**Material provided**
====
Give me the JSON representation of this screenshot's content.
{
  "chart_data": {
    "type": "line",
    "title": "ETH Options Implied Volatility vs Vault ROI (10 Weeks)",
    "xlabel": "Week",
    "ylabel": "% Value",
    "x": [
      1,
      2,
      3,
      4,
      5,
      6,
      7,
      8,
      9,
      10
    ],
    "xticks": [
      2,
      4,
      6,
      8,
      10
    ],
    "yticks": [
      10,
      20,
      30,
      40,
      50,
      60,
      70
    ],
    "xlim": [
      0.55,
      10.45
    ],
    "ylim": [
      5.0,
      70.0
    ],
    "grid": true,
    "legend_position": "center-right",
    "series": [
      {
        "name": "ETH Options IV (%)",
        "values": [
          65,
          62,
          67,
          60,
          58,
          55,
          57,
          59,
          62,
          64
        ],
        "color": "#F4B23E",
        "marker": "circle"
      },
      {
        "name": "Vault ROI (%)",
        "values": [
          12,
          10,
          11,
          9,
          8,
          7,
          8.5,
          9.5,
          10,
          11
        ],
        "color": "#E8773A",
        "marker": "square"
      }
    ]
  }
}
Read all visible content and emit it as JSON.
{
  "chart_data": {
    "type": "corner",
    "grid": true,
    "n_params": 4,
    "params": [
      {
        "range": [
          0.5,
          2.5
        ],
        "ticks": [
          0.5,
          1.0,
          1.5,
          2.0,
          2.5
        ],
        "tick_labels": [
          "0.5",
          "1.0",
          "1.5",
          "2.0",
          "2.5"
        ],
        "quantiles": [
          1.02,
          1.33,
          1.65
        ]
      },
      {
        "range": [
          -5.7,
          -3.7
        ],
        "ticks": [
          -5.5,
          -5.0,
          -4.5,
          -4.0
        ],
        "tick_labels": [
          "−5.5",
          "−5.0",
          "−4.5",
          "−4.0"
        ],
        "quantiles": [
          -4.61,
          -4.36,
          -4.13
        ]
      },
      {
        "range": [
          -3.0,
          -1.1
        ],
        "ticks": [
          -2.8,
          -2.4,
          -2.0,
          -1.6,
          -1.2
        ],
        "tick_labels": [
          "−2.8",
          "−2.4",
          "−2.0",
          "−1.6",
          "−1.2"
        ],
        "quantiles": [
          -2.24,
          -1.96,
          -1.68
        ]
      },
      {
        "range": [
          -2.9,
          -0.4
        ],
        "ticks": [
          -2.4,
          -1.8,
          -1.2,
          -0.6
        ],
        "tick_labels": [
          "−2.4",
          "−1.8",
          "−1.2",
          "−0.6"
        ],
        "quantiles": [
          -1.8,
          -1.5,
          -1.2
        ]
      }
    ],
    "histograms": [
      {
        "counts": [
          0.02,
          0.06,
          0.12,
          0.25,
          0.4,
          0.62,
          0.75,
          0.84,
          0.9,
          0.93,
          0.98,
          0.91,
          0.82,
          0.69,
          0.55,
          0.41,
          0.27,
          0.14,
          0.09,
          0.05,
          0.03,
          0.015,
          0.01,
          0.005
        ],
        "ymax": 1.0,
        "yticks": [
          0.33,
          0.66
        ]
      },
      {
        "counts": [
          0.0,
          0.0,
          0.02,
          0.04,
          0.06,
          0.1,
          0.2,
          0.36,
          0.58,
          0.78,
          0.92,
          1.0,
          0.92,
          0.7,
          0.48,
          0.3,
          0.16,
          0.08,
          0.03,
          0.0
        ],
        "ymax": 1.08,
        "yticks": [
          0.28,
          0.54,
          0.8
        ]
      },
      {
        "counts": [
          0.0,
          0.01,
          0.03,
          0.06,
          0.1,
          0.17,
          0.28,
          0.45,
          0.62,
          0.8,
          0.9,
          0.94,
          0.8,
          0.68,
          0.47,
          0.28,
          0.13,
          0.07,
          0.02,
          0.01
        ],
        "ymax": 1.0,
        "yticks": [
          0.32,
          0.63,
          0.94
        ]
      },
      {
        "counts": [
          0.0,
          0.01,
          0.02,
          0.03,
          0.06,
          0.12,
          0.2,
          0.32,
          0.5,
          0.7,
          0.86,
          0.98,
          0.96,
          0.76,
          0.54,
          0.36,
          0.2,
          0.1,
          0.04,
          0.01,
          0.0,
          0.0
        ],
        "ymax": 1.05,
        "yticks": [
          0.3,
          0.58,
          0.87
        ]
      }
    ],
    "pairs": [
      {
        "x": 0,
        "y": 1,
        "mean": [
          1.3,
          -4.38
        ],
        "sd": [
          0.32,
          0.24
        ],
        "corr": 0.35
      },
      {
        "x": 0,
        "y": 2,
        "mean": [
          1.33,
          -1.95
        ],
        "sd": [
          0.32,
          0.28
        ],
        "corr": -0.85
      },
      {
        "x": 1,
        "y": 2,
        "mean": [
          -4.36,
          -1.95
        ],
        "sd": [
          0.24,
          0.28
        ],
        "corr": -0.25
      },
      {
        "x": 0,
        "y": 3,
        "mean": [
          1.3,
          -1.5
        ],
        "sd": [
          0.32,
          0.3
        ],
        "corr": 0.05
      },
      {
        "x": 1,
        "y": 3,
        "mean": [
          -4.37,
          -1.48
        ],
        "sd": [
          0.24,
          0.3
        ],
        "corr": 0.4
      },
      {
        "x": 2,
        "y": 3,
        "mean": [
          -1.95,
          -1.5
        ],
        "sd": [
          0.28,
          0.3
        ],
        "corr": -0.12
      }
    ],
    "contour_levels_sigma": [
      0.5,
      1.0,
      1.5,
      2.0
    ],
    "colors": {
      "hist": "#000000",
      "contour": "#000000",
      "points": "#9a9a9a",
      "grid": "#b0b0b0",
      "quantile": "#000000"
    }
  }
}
====
**Aim**
Please output every record, keeping each line exact.

**Solution to the problem**
Give me the JSON representation of this screenshot's content.
{
  "chart_data": {
    "type": "line",
    "title": "ETH Options Implied Volatility vs Vault ROI (10 Weeks)",
    "xlabel": "Week",
    "ylabel": "% Value",
    "x": [
      1,
      2,
      3,
      4,
      5,
      6,
      7,
      8,
      9,
      10
    ],
    "xticks": [
      2,
      4,
      6,
      8,
      10
    ],
    "yticks": [
      10,
      20,
      30,
      40,
      50,
      60,
      70
    ],
    "xlim": [
      0.55,
      10.45
    ],
    "ylim": [
      5.0,
      70.0
    ],
    "grid": true,
    "legend_position": "center-right",
    "series": [
      {
        "name": "ETH Options IV (%)",
        "values": [
          65,
          62,
          67,
          60,
          58,
          55,
          57,
          59,
          62,
          64
        ],
        "color": "#F4B23E",
        "marker": "circle"
      },
      {
        "name": "Vault ROI (%)",
        "values": [
          12,
          10,
          11,
          9,
          8,
          7,
          8.5,
          9.5,
          10,
          11
        ],
        "color": "#E8773A",
        "marker": "square"
      }
    ]
  }
}
Read all visible content and emit it as JSON.
{
  "chart_data": {
    "type": "corner",
    "grid": true,
    "n_params": 4,
    "params": [
      {
        "range": [
          0.5,
          2.5
        ],
        "ticks": [
          0.5,
          1.0,
          1.5,
          2.0,
          2.5
        ],
        "tick_labels": [
          "0.5",
          "1.0",
          "1.5",
          "2.0",
          "2.5"
        ],
        "quantiles": [
          1.02,
          1.33,
          1.65
        ]
      },
      {
        "range": [
          -5.7,
          -3.7
        ],
        "ticks": [
          -5.5,
          -5.0,
          -4.5,
          -4.0
        ],
        "tick_labels": [
          "−5.5",
          "−5.0",
          "−4.5",
          "−4.0"
        ],
        "quantiles": [
          -4.61,
          -4.36,
          -4.13
        ]
      },
      {
        "range": [
          -3.0,
          -1.1
        ],
        "ticks": [
          -2.8,
          -2.4,
          -2.0,
          -1.6,
          -1.2
        ],
        "tick_labels": [
          "−2.8",
          "−2.4",
          "−2.0",
          "−1.6",
          "−1.2"
        ],
        "quantiles": [
          -2.24,
          -1.96,
          -1.68
        ]
      },
      {
        "range": [
          -2.9,
          -0.4
        ],
        "ticks": [
          -2.4,
          -1.8,
          -1.2,
          -0.6
        ],
        "tick_labels": [
          "−2.4",
          "−1.8",
          "−1.2",
          "−0.6"
        ],
        "quantiles": [
          -1.8,
          -1.5,
          -1.2
        ]
      }
    ],
    "histograms": [
      {
        "counts": [
          0.02,
          0.06,
          0.12,
          0.25,
          0.4,
          0.62,
          0.75,
          0.84,
          0.9,
          0.93,
          0.98,
          0.91,
          0.82,
          0.69,
          0.55,
          0.41,
          0.27,
          0.14,
          0.09,
          0.05,
          0.03,
          0.015,
          0.01,
          0.005
        ],
        "ymax": 1.0,
        "yticks": [
          0.33,
          0.66
        ]
      },
      {
        "counts": [
          0.0,
          0.0,
          0.02,
          0.04,
          0.06,
          0.1,
          0.2,
          0.36,
          0.58,
          0.78,
          0.92,
          1.0,
          0.92,
          0.7,
          0.48,
          0.3,
          0.16,
          0.08,
          0.03,
          0.0
        ],
        "ymax": 1.08,
        "yticks": [
          0.28,
          0.54,
          0.8
        ]
      },
      {
        "counts": [
          0.0,
          0.01,
          0.03,
          0.06,
          0.1,
          0.17,
          0.28,
          0.45,
          0.62,
          0.8,
          0.9,
          0.94,
          0.8,
          0.68,
          0.47,
          0.28,
          0.13,
          0.07,
          0.02,
          0.01
        ],
        "ymax": 1.0,
        "yticks": [
          0.32,
          0.63,
          0.94
        ]
      },
      {
        "counts": [
          0.0,
          0.01,
          0.02,
          0.03,
          0.06,
          0.12,
          0.2,
          0.32,
          0.5,
          0.7,
          0.86,
          0.98,
          0.96,
          0.76,
          0.54,
          0.36,
          0.2,
          0.1,
          0.04,
          0.01,
          0.0,
          0.0
        ],
        "ymax": 1.05,
        "yticks": [
          0.3,
          0.58,
          0.87
        ]
      }
    ],
    "pairs": [
      {
        "x": 0,
        "y": 1,
        "mean": [
          1.3,
          -4.38
        ],
        "sd": [
          0.32,
          0.24
        ],
        "corr": 0.35
      },
      {
        "x": 0,
        "y": 2,
        "mean": [
          1.33,
          -1.95
        ],
        "sd": [
          0.32,
          0.28
        ],
        "corr": -0.85
      },
      {
        "x": 1,
        "y": 2,
        "mean": [
          -4.36,
          -1.95
        ],
        "sd": [
          0.24,
          0.28
        ],
        "corr": -0.25
      },
      {
        "x": 0,
        "y": 3,
        "mean": [
          1.3,
          -1.5
        ],
        "sd": [
          0.32,
          0.3
        ],
        "corr": 0.05
      },
      {
        "x": 1,
        "y": 3,
        "mean": [
          -4.37,
          -1.48
        ],
        "sd": [
          0.24,
          0.3
        ],
        "corr": 0.4
      },
      {
        "x": 2,
        "y": 3,
        "mean": [
          -1.95,
          -1.5
        ],
        "sd": [
          0.28,
          0.3
        ],
        "corr": -0.12
      }
    ],
    "contour_levels_sigma": [
      0.5,
      1.0,
      1.5,
      2.0
    ],
    "colors": {
      "hist": "#000000",
      "contour": "#000000",
      "points": "#9a9a9a",
      "grid": "#b0b0b0",
      "quantile": "#000000"
    }
  }
}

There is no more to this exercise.